§ **Goal**
Exact repetition of every entry is required.

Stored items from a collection
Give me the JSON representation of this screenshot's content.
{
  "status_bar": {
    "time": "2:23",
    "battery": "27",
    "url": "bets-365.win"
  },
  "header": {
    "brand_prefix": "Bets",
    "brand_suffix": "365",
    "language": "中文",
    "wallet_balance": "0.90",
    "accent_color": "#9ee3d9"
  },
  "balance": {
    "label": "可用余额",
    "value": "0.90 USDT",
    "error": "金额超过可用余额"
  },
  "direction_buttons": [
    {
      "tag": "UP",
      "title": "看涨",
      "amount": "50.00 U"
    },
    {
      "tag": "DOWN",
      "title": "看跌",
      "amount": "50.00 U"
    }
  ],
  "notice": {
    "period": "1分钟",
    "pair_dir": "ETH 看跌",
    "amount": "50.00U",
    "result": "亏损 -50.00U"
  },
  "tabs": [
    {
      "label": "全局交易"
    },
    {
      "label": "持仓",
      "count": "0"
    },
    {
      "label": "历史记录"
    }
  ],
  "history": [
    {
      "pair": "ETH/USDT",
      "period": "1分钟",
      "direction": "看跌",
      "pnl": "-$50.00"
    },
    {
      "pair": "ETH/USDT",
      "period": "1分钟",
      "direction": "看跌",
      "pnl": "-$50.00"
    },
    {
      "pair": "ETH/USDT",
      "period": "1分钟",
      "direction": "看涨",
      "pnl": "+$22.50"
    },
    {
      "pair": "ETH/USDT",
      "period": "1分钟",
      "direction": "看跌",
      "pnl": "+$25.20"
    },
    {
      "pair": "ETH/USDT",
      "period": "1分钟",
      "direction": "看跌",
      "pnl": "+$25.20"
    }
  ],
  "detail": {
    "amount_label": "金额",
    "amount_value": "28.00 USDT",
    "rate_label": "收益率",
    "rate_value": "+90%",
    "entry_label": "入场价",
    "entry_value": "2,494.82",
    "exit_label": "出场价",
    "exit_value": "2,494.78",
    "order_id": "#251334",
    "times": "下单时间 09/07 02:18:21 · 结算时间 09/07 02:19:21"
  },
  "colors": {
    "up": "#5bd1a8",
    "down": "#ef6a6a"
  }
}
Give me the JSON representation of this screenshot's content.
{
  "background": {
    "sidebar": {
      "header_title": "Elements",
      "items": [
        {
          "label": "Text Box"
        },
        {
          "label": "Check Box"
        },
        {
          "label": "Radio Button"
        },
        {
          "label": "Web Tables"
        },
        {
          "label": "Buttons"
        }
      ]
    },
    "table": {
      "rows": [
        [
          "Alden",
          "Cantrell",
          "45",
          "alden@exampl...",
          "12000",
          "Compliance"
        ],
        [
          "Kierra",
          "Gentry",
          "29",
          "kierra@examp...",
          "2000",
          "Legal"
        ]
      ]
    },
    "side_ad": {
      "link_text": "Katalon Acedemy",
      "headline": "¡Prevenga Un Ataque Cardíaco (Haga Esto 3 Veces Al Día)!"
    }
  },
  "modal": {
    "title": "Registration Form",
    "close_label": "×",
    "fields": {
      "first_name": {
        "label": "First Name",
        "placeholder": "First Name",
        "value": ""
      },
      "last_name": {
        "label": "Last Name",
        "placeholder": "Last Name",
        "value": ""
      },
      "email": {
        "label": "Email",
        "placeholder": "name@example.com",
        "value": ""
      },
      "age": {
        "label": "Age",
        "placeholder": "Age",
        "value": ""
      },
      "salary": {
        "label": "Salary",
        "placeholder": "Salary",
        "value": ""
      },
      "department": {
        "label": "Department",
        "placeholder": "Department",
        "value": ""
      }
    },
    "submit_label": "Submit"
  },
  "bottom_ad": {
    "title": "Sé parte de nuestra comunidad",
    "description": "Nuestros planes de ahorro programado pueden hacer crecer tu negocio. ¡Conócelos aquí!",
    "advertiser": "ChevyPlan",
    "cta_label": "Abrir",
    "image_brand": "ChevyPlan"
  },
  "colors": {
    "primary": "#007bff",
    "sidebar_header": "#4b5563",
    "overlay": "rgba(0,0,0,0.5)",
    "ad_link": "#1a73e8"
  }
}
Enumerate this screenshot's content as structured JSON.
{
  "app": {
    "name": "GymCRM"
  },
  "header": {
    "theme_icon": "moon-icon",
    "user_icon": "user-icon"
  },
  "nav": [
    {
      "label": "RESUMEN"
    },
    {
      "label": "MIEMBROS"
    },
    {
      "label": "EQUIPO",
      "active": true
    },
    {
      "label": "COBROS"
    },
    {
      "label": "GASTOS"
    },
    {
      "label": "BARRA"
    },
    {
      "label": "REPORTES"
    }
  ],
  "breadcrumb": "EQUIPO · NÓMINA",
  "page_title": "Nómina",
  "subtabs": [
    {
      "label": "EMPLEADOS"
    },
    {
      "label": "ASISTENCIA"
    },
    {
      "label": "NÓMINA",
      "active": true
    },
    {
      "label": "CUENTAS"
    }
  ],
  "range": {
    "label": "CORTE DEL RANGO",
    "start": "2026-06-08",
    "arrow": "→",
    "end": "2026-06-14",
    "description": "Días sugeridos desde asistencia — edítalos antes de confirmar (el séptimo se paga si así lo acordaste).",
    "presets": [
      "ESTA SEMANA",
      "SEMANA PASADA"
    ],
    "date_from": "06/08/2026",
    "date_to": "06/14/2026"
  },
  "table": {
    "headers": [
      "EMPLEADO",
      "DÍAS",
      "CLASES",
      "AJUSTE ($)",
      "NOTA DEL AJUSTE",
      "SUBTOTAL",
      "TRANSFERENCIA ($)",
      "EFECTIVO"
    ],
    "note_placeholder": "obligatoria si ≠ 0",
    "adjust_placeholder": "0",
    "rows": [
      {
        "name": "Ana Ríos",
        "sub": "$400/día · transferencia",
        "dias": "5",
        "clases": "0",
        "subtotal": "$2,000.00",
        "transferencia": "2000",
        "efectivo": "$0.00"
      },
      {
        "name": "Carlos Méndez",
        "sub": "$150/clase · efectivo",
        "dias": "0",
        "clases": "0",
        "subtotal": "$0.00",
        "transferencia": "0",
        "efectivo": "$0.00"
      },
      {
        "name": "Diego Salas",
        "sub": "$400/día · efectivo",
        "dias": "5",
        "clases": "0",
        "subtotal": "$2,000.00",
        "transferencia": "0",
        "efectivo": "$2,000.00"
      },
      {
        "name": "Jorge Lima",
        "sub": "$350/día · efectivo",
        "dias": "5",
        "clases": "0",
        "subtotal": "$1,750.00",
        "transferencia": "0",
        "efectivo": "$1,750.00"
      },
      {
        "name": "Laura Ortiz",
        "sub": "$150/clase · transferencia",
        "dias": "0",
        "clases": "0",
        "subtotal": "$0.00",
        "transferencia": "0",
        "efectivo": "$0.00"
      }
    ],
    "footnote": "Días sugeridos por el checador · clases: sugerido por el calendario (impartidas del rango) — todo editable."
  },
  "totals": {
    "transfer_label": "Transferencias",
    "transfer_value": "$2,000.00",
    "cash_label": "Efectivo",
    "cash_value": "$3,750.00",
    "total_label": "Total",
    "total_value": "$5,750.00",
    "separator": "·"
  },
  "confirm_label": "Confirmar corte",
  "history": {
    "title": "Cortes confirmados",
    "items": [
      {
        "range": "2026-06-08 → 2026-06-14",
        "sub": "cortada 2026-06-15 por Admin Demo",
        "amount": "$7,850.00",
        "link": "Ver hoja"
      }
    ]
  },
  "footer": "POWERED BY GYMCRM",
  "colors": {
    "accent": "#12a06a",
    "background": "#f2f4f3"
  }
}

§ **Reply to the exercise**
Give me the JSON representation of this screenshot's content.
{
  "status_bar": {
    "time": "2:23",
    "battery": "27",
    "url": "bets-365.win"
  },
  "header": {
    "brand_prefix": "Bets",
    "brand_suffix": "365",
    "language": "中文",
    "wallet_balance": "0.90",
    "accent_color": "#9ee3d9"
  },
  "balance": {
    "label": "可用余额",
    "value": "0.90 USDT",
    "error": "金额超过可用余额"
  },
  "direction_buttons": [
    {
      "tag": "UP",
      "title": "看涨",
      "amount": "50.00 U"
    },
    {
      "tag": "DOWN",
      "title": "看跌",
      "amount": "50.00 U"
    }
  ],
  "notice": {
    "period": "1分钟",
    "pair_dir": "ETH 看跌",
    "amount": "50.00U",
    "result": "亏损 -50.00U"
  },
  "tabs": [
    {
      "label": "全局交易"
    },
    {
      "label": "持仓",
      "count": "0"
    },
    {
      "label": "历史记录"
    }
  ],
  "history": [
    {
      "pair": "ETH/USDT",
      "period": "1分钟",
      "direction": "看跌",
      "pnl": "-$50.00"
    },
    {
      "pair": "ETH/USDT",
      "period": "1分钟",
      "direction": "看跌",
      "pnl": "-$50.00"
    },
    {
      "pair": "ETH/USDT",
      "period": "1分钟",
      "direction": "看涨",
      "pnl": "+$22.50"
    },
    {
      "pair": "ETH/USDT",
      "period": "1分钟",
      "direction": "看跌",
      "pnl": "+$25.20"
    },
    {
      "pair": "ETH/USDT",
      "period": "1分钟",
      "direction": "看跌",
      "pnl": "+$25.20"
    }
  ],
  "detail": {
    "amount_label": "金额",
    "amount_value": "28.00 USDT",
    "rate_label": "收益率",
    "rate_value": "+90%",
    "entry_label": "入场价",
    "entry_value": "2,494.82",
    "exit_label": "出场价",
    "exit_value": "2,494.78",
    "order_id": "#251334",
    "times": "下单时间 09/07 02:18:21 · 结算时间 09/07 02:19:21"
  },
  "colors": {
    "up": "#5bd1a8",
    "down": "#ef6a6a"
  }
}
Give me the JSON representation of this screenshot's content.
{
  "background": {
    "sidebar": {
      "header_title": "Elements",
      "items": [
        {
          "label": "Text Box"
        },
        {
          "label": "Check Box"
        },
        {
          "label": "Radio Button"
        },
        {
          "label": "Web Tables"
        },
        {
          "label": "Buttons"
        }
      ]
    },
    "table": {
      "rows": [
        [
          "Alden",
          "Cantrell",
          "45",
          "alden@exampl...",
          "12000",
          "Compliance"
        ],
        [
          "Kierra",
          "Gentry",
          "29",
          "kierra@examp...",
          "2000",
          "Legal"
        ]
      ]
    },
    "side_ad": {
      "link_text": "Katalon Acedemy",
      "headline": "¡Prevenga Un Ataque Cardíaco (Haga Esto 3 Veces Al Día)!"
    }
  },
  "modal": {
    "title": "Registration Form",
    "close_label": "×",
    "fields": {
      "first_name": {
        "label": "First Name",
        "placeholder": "First Name",
        "value": ""
      },
      "last_name": {
        "label": "Last Name",
        "placeholder": "Last Name",
        "value": ""
      },
      "email": {
        "label": "Email",
        "placeholder": "name@example.com",
        "value": ""
      },
      "age": {
        "label": "Age",
        "placeholder": "Age",
        "value": ""
      },
      "salary": {
        "label": "Salary",
        "placeholder": "Salary",
        "value": ""
      },
      "department": {
        "label": "Department",
        "placeholder": "Department",
        "value": ""
      }
    },
    "submit_label": "Submit"
  },
  "bottom_ad": {
    "title": "Sé parte de nuestra comunidad",
    "description": "Nuestros planes de ahorro programado pueden hacer crecer tu negocio. ¡Conócelos aquí!",
    "advertiser": "ChevyPlan",
    "cta_label": "Abrir",
    "image_brand": "ChevyPlan"
  },
  "colors": {
    "primary": "#007bff",
    "sidebar_header": "#4b5563",
    "overlay": "rgba(0,0,0,0.5)",
    "ad_link": "#1a73e8"
  }
}
Enumerate this screenshot's content as structured JSON.
{
  "app": {
    "name": "GymCRM"
  },
  "header": {
    "theme_icon": "moon-icon",
    "user_icon": "user-icon"
  },
  "nav": [
    {
      "label": "RESUMEN"
    },
    {
      "label": "MIEMBROS"
    },
    {
      "label": "EQUIPO",
      "active": true
    },
    {
      "label": "COBROS"
    },
    {
      "label": "GASTOS"
    },
    {
      "label": "BARRA"
    },
    {
      "label": "REPORTES"
    }
  ],
  "breadcrumb": "EQUIPO · NÓMINA",
  "page_title": "Nómina",
  "subtabs": [
    {
      "label": "EMPLEADOS"
    },
    {
      "label": "ASISTENCIA"
    },
    {
      "label": "NÓMINA",
      "active": true
    },
    {
      "label": "CUENTAS"
    }
  ],
  "range": {
    "label": "CORTE DEL RANGO",
    "start": "2026-06-08",
    "arrow": "→",
    "end": "2026-06-14",
    "description": "Días sugeridos desde asistencia — edítalos antes de confirmar (el séptimo se paga si así lo acordaste).",
    "presets": [
      "ESTA SEMANA",
      "SEMANA PASADA"
    ],
    "date_from": "06/08/2026",
    "date_to": "06/14/2026"
  },
  "table": {
    "headers": [
      "EMPLEADO",
      "DÍAS",
      "CLASES",
      "AJUSTE ($)",
      "NOTA DEL AJUSTE",
      "SUBTOTAL",
      "TRANSFERENCIA ($)",
      "EFECTIVO"
    ],
    "note_placeholder": "obligatoria si ≠ 0",
    "adjust_placeholder": "0",
    "rows": [
      {
        "name": "Ana Ríos",
        "sub": "$400/día · transferencia",
        "dias": "5",
        "clases": "0",
        "subtotal": "$2,000.00",
        "transferencia": "2000",
        "efectivo": "$0.00"
      },
      {
        "name": "Carlos Méndez",
        "sub": "$150/clase · efectivo",
        "dias": "0",
        "clases": "0",
        "subtotal": "$0.00",
        "transferencia": "0",
        "efectivo": "$0.00"
      },
      {
        "name": "Diego Salas",
        "sub": "$400/día · efectivo",
        "dias": "5",
        "clases": "0",
        "subtotal": "$2,000.00",
        "transferencia": "0",
        "efectivo": "$2,000.00"
      },
      {
        "name": "Jorge Lima",
        "sub": "$350/día · efectivo",
        "dias": "5",
        "clases": "0",
        "subtotal": "$1,750.00",
        "transferencia": "0",
        "efectivo": "$1,750.00"
      },
      {
        "name": "Laura Ortiz",
        "sub": "$150/clase · transferencia",
        "dias": "0",
        "clases": "0",
        "subtotal": "$0.00",
        "transferencia": "0",
        "efectivo": "$0.00"
      }
    ],
    "footnote": "Días sugeridos por el checador · clases: sugerido por el calendario (impartidas del rango) — todo editable."
  },
  "totals": {
    "transfer_label": "Transferencias",
    "transfer_value": "$2,000.00",
    "cash_label": "Efectivo",
    "cash_value": "$3,750.00",
    "total_label": "Total",
    "total_value": "$5,750.00",
    "separator": "·"
  },
  "confirm_label": "Confirmar corte",
  "history": {
    "title": "Cortes confirmados",
    "items": [
      {
        "range": "2026-06-08 → 2026-06-14",
        "sub": "cortada 2026-06-15 por Admin Demo",
        "amount": "$7,850.00",
        "link": "Ver hoja"
      }
    ]
  },
  "footer": "POWERED BY GYMCRM",
  "colors": {
    "accent": "#12a06a",
    "background": "#f2f4f3"
  }
}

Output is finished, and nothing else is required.